[Start]
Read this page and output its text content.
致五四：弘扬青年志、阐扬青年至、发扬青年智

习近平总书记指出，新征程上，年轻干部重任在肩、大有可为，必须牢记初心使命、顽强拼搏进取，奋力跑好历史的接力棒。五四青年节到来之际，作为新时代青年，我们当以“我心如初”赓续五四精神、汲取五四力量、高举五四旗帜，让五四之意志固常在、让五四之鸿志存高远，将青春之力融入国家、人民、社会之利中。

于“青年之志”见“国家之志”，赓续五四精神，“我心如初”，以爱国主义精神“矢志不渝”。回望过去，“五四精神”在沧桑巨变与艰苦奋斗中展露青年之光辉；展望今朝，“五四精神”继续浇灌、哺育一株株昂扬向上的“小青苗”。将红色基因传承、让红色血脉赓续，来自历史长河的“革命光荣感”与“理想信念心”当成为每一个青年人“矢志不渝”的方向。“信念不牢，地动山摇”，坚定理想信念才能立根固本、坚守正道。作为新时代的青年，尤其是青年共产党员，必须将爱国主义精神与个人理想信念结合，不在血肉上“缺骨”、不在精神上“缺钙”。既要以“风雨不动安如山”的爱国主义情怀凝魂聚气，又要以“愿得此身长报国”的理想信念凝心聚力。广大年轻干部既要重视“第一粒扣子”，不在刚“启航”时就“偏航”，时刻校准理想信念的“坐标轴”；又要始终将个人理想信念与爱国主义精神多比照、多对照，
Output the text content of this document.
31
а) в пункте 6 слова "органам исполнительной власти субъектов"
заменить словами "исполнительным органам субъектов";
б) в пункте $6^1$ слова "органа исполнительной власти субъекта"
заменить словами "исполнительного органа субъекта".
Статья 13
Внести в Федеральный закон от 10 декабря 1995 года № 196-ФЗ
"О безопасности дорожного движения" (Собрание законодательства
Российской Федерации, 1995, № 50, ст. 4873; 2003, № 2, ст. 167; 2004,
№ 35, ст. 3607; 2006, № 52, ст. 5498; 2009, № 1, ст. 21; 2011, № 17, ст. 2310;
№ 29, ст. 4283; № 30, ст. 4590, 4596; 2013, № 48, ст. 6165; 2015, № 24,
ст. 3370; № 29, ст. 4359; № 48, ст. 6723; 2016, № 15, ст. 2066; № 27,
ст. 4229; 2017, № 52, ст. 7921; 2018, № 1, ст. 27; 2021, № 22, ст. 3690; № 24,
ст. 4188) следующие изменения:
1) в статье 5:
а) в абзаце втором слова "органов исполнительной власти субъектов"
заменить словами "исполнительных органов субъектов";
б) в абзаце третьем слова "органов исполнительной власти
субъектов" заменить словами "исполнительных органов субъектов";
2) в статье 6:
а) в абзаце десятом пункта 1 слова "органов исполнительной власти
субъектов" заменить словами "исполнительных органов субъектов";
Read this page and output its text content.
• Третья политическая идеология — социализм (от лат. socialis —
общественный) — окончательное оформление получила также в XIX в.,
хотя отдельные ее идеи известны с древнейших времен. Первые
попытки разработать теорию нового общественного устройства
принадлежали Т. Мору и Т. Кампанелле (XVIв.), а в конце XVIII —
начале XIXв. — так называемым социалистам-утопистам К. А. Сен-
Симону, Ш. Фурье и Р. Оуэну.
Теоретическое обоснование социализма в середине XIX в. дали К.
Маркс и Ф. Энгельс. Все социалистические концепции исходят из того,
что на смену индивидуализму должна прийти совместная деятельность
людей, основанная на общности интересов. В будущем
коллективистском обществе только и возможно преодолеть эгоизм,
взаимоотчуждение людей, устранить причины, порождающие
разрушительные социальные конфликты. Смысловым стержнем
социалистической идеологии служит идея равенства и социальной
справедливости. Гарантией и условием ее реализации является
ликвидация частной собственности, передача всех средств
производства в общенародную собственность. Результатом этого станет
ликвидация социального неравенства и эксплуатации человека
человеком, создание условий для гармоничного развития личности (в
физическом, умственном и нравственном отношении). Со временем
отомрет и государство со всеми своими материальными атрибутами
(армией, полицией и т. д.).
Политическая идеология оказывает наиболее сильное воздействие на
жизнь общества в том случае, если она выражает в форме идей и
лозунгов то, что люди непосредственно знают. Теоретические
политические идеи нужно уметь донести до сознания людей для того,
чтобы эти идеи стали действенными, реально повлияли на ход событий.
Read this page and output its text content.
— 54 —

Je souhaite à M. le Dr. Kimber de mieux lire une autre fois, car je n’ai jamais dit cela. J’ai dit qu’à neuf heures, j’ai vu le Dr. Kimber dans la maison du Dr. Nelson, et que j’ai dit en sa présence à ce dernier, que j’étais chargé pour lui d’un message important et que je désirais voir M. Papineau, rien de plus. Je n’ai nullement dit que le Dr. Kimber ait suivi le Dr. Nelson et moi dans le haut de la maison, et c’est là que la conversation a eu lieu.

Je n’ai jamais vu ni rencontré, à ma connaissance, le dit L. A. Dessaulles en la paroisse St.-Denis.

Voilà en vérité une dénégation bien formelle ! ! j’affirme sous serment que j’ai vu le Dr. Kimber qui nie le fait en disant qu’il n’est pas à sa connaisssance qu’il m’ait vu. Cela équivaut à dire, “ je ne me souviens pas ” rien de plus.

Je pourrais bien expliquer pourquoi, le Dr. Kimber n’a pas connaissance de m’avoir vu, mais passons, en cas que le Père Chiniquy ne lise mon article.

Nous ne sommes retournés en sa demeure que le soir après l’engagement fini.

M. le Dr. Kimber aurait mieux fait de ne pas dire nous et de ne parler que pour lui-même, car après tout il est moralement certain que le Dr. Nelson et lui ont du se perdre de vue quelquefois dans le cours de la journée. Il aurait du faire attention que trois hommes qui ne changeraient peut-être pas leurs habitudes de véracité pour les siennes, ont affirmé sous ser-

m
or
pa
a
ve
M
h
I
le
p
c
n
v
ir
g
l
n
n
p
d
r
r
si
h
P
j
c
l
[End]
> _What you should do_
Return what is listed above, exactly and completely.

> _Solution to the exercise_
Read this page and output its text content.
致五四：弘扬青年志、阐扬青年至、发扬青年智

习近平总书记指出，新征程上，年轻干部重任在肩、大有可为，必须牢记初心使命、顽强拼搏进取，奋力跑好历史的接力棒。五四青年节到来之际，作为新时代青年，我们当以“我心如初”赓续五四精神、汲取五四力量、高举五四旗帜，让五四之意志固常在、让五四之鸿志存高远，将青春之力融入国家、人民、社会之利中。

于“青年之志”见“国家之志”，赓续五四精神，“我心如初”，以爱国主义精神“矢志不渝”。回望过去，“五四精神”在沧桑巨变与艰苦奋斗中展露青年之光辉；展望今朝，“五四精神”继续浇灌、哺育一株株昂扬向上的“小青苗”。将红色基因传承、让红色血脉赓续，来自历史长河的“革命光荣感”与“理想信念心”当成为每一个青年人“矢志不渝”的方向。“信念不牢，地动山摇”，坚定理想信念才能立根固本、坚守正道。作为新时代的青年，尤其是青年共产党员，必须将爱国主义精神与个人理想信念结合，不在血肉上“缺骨”、不在精神上“缺钙”。既要以“风雨不动安如山”的爱国主义情怀凝魂聚气，又要以“愿得此身长报国”的理想信念凝心聚力。广大年轻干部既要重视“第一粒扣子”，不在刚“启航”时就“偏航”，时刻校准理想信念的“坐标轴”；又要始终将个人理想信念与爱国主义精神多比照、多对照，
Output the text content of this document.
31
а) в пункте 6 слова "органам исполнительной власти субъектов"
заменить словами "исполнительным органам субъектов";
б) в пункте $6^1$ слова "органа исполнительной власти субъекта"
заменить словами "исполнительного органа субъекта".
Статья 13
Внести в Федеральный закон от 10 декабря 1995 года № 196-ФЗ
"О безопасности дорожного движения" (Собрание законодательства
Российской Федерации, 1995, № 50, ст. 4873; 2003, № 2, ст. 167; 2004,
№ 35, ст. 3607; 2006, № 52, ст. 5498; 2009, № 1, ст. 21; 2011, № 17, ст. 2310;
№ 29, ст. 4283; № 30, ст. 4590, 4596; 2013, № 48, ст. 6165; 2015, № 24,
ст. 3370; № 29, ст. 4359; № 48, ст. 6723; 2016, № 15, ст. 2066; № 27,
ст. 4229; 2017, № 52, ст. 7921; 2018, № 1, ст. 27; 2021, № 22, ст. 3690; № 24,
ст. 4188) следующие изменения:
1) в статье 5:
а) в абзаце втором слова "органов исполнительной власти субъектов"
заменить словами "исполнительных органов субъектов";
б) в абзаце третьем слова "органов исполнительной власти
субъектов" заменить словами "исполнительных органов субъектов";
2) в статье 6:
а) в абзаце десятом пункта 1 слова "органов исполнительной власти
субъектов" заменить словами "исполнительных органов субъектов";
Read this page and output its text content.
• Третья политическая идеология — социализм (от лат. socialis —
общественный) — окончательное оформление получила также в XIX в.,
хотя отдельные ее идеи известны с древнейших времен. Первые
попытки разработать теорию нового общественного устройства
принадлежали Т. Мору и Т. Кампанелле (XVIв.), а в конце XVIII —
начале XIXв. — так называемым социалистам-утопистам К. А. Сен-
Симону, Ш. Фурье и Р. Оуэну.
Теоретическое обоснование социализма в середине XIX в. дали К.
Маркс и Ф. Энгельс. Все социалистические концепции исходят из того,
что на смену индивидуализму должна прийти совместная деятельность
людей, основанная на общности интересов. В будущем
коллективистском обществе только и возможно преодолеть эгоизм,
взаимоотчуждение людей, устранить причины, порождающие
разрушительные социальные конфликты. Смысловым стержнем
социалистической идеологии служит идея равенства и социальной
справедливости. Гарантией и условием ее реализации является
ликвидация частной собственности, передача всех средств
производства в общенародную собственность. Результатом этого станет
ликвидация социального неравенства и эксплуатации человека
человеком, создание условий для гармоничного развития личности (в
физическом, умственном и нравственном отношении). Со временем
отомрет и государство со всеми своими материальными атрибутами
(армией, полицией и т. д.).
Политическая идеология оказывает наиболее сильное воздействие на
жизнь общества в том случае, если она выражает в форме идей и
лозунгов то, что люди непосредственно знают. Теоретические
политические идеи нужно уметь донести до сознания людей для того,
чтобы эти идеи стали действенными, реально повлияли на ход событий.
Read this page and output its text content.
— 54 —

Je souhaite à M. le Dr. Kimber de mieux lire une autre fois, car je n’ai jamais dit cela. J’ai dit qu’à neuf heures, j’ai vu le Dr. Kimber dans la maison du Dr. Nelson, et que j’ai dit en sa présence à ce dernier, que j’étais chargé pour lui d’un message important et que je désirais voir M. Papineau, rien de plus. Je n’ai nullement dit que le Dr. Kimber ait suivi le Dr. Nelson et moi dans le haut de la maison, et c’est là que la conversation a eu lieu.

Je n’ai jamais vu ni rencontré, à ma connaissance, le dit L. A. Dessaulles en la paroisse St.-Denis.

Voilà en vérité une dénégation bien formelle ! ! j’affirme sous serment que j’ai vu le Dr. Kimber qui nie le fait en disant qu’il n’est pas à sa connaisssance qu’il m’ait vu. Cela équivaut à dire, “ je ne me souviens pas ” rien de plus.

Je pourrais bien expliquer pourquoi, le Dr. Kimber n’a pas connaissance de m’avoir vu, mais passons, en cas que le Père Chiniquy ne lise mon article.

Nous ne sommes retournés en sa demeure que le soir après l’engagement fini.

M. le Dr. Kimber aurait mieux fait de ne pas dire nous et de ne parler que pour lui-même, car après tout il est moralement certain que le Dr. Nelson et lui ont du se perdre de vue quelquefois dans le cours de la journée. Il aurait du faire attention que trois hommes qui ne changeraient peut-être pas leurs habitudes de véracité pour les siennes, ont affirmé sous ser-

m
or
pa
a
ve
M
h
I
le
p
c
n
v
ir
g
l
n
n
p
d
r
r
si
h
P
j
c
l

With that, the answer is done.